Nenhum, porém, reagiu em termos mais severos que o Jornal do Commercio. Eram tanto mais para relevar suas palavras quando, exprimindo a moderação na imprensa brasileira, dava vazão a um protesto integral. Estávamos na véspera do julgamento pelo Supremo Tribunal Federal e esse protesto ali seria verberado com calor pelo representante do Ministério Público. Depois de se referir à data da sentença, escreveu:

É à vista destas mostras de prepotência em que se conculca o direito, que a Companhia das Docas faz muito bem em resistir à absurda exigência da exibição de seus livros.

Nem até um dos acionistas da sociedade – isto é, nenhum dos proprietários do uso e gozo das Docas, pode exigir esse exame senão dentro dos termos estritos da lei; e nas sociedades comerciais simples todos sabem como o Código e as leis protegem a escrituração contra a sua divulgação.

O pedido da União é baseado no fato de haver, não uma sociedade, mas uma comunhão de interesses entre ela e a Companhia das Docas; mas como esta só é usufrutuária, segundo a própria União alega, torna-se difícil perceber qual é a comunhão, no sentido do artigo 18 do Código Comercial, que exista, da parte dela, no usufruto.

Adiante:

A Leopoldina tem garantias de juro do Rio e de Minas e possui linhas sem garantias. Aqueles Estados escrituram e fiscalizam o seu negócio nos trajetos respectivos; nada têm com o capital da Companhia, mas só com o empregado naqueles trajetos. Atualmente a Estrada de Quarahim a Itaqui, no Rio Grande do Sul, tem juros de 6 por cento garantidos sobre libras 675.000; mas o seu capital ascende a libras 870.000: ela está obrigada a dividir com o Governo o excesso de 8 por cento líquido, e este excesso não é sobre essa última, mas sobre a primeira.

▶ Linhas fornecidas
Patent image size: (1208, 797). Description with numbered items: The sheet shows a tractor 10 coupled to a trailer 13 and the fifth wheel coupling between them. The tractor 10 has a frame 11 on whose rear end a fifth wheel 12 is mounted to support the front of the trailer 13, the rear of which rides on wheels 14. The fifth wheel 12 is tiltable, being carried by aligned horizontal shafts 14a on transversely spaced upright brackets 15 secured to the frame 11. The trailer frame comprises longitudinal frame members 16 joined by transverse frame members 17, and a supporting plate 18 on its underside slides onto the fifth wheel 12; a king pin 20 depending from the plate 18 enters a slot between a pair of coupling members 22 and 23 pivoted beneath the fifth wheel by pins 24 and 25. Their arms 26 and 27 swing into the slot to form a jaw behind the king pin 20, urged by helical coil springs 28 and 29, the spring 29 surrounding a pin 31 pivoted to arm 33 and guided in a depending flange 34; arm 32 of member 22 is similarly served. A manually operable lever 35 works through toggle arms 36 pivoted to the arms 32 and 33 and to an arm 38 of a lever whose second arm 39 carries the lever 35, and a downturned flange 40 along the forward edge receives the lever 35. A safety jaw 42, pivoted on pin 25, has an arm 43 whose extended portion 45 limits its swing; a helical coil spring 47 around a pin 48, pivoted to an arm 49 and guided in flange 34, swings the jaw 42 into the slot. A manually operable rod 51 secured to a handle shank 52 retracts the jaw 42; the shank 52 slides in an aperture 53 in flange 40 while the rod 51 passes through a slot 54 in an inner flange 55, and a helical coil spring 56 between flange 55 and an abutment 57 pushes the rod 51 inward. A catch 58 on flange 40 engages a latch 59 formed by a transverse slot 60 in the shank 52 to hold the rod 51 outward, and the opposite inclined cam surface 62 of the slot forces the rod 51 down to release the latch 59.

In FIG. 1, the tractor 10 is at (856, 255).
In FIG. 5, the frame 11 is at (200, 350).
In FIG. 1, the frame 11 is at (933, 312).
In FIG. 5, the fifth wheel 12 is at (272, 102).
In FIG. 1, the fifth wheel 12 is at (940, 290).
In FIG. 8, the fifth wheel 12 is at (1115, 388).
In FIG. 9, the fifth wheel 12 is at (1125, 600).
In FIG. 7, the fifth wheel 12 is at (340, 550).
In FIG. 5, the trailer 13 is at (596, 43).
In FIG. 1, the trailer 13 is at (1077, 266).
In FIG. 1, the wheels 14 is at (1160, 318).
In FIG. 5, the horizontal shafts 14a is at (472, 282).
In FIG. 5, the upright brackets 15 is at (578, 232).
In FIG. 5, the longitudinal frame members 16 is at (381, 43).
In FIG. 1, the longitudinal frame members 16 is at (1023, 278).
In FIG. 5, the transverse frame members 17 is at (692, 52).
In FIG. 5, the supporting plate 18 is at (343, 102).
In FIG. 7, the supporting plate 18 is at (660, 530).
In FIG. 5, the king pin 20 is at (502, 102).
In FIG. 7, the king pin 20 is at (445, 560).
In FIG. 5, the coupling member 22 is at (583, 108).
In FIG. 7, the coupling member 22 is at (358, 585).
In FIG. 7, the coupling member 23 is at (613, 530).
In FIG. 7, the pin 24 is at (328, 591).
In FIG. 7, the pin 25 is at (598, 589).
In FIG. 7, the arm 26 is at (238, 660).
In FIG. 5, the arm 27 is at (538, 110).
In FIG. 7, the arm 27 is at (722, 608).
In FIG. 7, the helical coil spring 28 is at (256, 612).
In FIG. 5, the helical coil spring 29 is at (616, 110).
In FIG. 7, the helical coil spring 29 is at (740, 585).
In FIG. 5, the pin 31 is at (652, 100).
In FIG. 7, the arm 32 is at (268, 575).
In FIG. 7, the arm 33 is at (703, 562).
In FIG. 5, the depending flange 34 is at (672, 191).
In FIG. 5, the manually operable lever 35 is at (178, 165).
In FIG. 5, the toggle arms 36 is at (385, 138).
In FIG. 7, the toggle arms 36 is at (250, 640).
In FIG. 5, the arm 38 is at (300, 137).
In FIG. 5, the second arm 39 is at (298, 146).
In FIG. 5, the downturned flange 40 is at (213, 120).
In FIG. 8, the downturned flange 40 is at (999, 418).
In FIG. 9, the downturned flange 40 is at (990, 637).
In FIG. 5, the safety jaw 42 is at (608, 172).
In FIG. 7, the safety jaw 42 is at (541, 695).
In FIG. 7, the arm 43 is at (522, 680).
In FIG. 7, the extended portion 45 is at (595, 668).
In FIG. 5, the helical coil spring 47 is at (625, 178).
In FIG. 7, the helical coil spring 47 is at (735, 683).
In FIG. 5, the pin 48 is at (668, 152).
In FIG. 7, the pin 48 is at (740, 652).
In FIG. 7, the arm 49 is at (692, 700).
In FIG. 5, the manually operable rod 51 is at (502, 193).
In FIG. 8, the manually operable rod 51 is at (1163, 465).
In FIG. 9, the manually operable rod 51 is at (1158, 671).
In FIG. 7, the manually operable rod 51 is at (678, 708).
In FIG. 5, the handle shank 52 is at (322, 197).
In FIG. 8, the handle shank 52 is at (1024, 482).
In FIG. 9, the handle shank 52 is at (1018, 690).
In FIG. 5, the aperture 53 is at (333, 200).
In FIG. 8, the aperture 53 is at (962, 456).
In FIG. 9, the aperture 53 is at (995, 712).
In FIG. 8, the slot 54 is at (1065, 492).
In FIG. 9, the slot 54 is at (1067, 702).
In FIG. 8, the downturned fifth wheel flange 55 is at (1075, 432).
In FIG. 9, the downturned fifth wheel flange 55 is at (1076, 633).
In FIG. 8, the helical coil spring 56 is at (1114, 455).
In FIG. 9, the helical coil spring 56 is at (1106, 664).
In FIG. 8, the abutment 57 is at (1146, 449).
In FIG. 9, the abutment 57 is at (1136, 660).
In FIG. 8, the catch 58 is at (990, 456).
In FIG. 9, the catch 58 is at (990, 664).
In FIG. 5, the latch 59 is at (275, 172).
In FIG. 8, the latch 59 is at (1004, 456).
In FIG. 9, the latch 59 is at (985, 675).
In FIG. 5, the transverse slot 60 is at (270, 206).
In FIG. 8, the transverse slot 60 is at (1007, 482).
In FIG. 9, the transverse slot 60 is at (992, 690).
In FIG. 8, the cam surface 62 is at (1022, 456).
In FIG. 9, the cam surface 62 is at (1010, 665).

▶ O que fazer
[a] De acordo com o texto sobre a Companhia das Docas, que juros a Estrada de Quarahim a Itaqui tem garantidos, e sobre que valor?
[b] Resuma em duas frases o texto sobre a Companhia das Docas.
[c] Prossiga com o texto sobre a Companhia das Docas a partir do ponto em que ele termina.

▶ Resultados
[a] Juros de 6 por cento, garantidos sobre libras 675.000.

[b] Na véspera do julgamento pelo Supremo Tribunal Federal, o Jornal do Commercio protestou com severidade contra a exigência de exibição dos livros da Companhia das Docas e afirmou que a companhia fazia muito bem em resistir. Para o jornal, nem um acionista pode exigir esse exame fora dos termos estritos da lei, e é difícil perceber a comunhão de interesses alegada pela União, já que a Companhia é apenas usufrutuária.

[c]
Ao contrário, o capital das Docas podia ser menor do que o custo das obras, sem que ao Governo coubesse por isso exigir participação no excesso de 12 por cento desse capital social.

Nestes casos, se Minas, Rio ou a União exigissem exame de livros da Leopoldina ou da Mogiana (que está no mesmo caso) ou da Quarahim-Itaqui, ou então da Rio de Janeiro City Improvements, com a qual o Governo alegará ter grande "comunhão de interesses", temos certeza de que essas empresas resistiriam ao pedido absurdo, e rir-se-iam dele. Comunhão curiosa em que uma das partes faz decretos imperativos e depois solicita do juiz Vaz Pinto a sua execução!

Do outro lado, o Correio da Manhã (26 de agosto de 1908):

Audaciosa como sempre, habituada a não recuar na obtenção de seus fins, a Companhia Docas de Santos, ferida em cheio pela brilhante sentença do íntegro juiz substituto da 1ª Vara Federal, no célebre caso da exibição dos livros, não hesitou em atacar violentamente pela imprensa esse distinto magistrado, com o duplo fim de vingar-se dele e de impressionar o espírito dos juízes do Supremo Tribunal Federa, que hoje devem julgar a questão… A prepotente empresa, habituada a dominar os governos, encontrou um, capaz e enérgico, que não se curvou ao seu capricho.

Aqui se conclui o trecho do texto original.